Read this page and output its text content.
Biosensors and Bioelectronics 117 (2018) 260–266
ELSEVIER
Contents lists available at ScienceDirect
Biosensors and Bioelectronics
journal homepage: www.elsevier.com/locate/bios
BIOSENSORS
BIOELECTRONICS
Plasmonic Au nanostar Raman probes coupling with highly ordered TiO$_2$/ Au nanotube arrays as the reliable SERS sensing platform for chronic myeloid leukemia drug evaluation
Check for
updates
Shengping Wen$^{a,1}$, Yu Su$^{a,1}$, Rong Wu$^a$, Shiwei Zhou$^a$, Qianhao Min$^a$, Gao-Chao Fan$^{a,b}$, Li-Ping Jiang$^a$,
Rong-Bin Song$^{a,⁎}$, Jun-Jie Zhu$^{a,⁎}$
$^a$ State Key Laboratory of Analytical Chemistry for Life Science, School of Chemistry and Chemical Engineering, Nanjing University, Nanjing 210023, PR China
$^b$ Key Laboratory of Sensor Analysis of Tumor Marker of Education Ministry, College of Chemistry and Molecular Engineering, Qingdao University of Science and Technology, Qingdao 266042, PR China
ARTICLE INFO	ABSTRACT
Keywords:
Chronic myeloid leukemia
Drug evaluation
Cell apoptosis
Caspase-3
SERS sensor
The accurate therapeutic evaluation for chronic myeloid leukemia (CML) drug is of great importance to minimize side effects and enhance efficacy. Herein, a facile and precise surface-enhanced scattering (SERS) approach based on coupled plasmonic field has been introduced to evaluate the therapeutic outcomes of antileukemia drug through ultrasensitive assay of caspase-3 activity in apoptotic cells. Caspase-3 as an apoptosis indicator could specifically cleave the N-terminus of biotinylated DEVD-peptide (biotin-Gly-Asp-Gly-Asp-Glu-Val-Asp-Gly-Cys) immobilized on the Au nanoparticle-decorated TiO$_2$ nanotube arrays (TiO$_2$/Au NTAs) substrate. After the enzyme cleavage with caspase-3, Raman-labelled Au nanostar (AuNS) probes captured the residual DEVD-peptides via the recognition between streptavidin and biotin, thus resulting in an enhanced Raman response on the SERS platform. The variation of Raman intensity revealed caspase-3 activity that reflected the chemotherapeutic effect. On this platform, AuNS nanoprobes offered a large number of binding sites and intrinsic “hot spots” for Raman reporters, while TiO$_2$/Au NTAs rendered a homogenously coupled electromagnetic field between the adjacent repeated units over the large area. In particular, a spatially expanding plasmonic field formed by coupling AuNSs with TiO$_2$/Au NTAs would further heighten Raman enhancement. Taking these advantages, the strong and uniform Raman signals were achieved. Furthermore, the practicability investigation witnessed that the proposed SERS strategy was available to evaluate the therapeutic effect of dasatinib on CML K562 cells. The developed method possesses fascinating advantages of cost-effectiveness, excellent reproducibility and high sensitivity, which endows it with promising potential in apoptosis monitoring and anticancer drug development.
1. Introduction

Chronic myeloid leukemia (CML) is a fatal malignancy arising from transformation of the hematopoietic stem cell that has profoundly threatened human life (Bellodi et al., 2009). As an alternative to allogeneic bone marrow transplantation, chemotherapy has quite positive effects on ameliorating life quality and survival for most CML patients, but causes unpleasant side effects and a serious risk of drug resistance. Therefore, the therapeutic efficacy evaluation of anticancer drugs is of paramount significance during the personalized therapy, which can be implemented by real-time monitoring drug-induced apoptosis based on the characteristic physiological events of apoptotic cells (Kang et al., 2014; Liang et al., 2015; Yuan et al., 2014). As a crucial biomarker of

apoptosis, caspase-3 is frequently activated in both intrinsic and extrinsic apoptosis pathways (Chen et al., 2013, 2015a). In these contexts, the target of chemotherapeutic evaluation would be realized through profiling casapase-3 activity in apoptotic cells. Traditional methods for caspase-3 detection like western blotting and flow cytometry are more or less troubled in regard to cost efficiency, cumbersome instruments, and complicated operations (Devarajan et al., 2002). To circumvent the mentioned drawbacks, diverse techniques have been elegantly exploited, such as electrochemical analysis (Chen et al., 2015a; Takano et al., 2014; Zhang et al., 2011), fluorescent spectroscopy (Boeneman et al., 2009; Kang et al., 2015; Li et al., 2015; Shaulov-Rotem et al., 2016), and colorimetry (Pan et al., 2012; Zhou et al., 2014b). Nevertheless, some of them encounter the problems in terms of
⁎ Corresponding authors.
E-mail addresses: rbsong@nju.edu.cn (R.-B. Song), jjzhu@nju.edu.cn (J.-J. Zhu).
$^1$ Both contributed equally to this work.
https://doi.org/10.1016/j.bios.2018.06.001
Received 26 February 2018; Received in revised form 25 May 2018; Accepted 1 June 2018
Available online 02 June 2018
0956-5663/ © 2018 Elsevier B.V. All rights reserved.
※
### What is needed
Copy each line above that contains the word "Song".

### Your response
Rong-Bin Song$^{a,⁎}$, Jun-Jie Zhu$^{a,⁎}$
E-mail addresses: rbsong@nju.edu.cn (R.-B. Song), jjzhu@nju.edu.cn (J.-J. Zhu).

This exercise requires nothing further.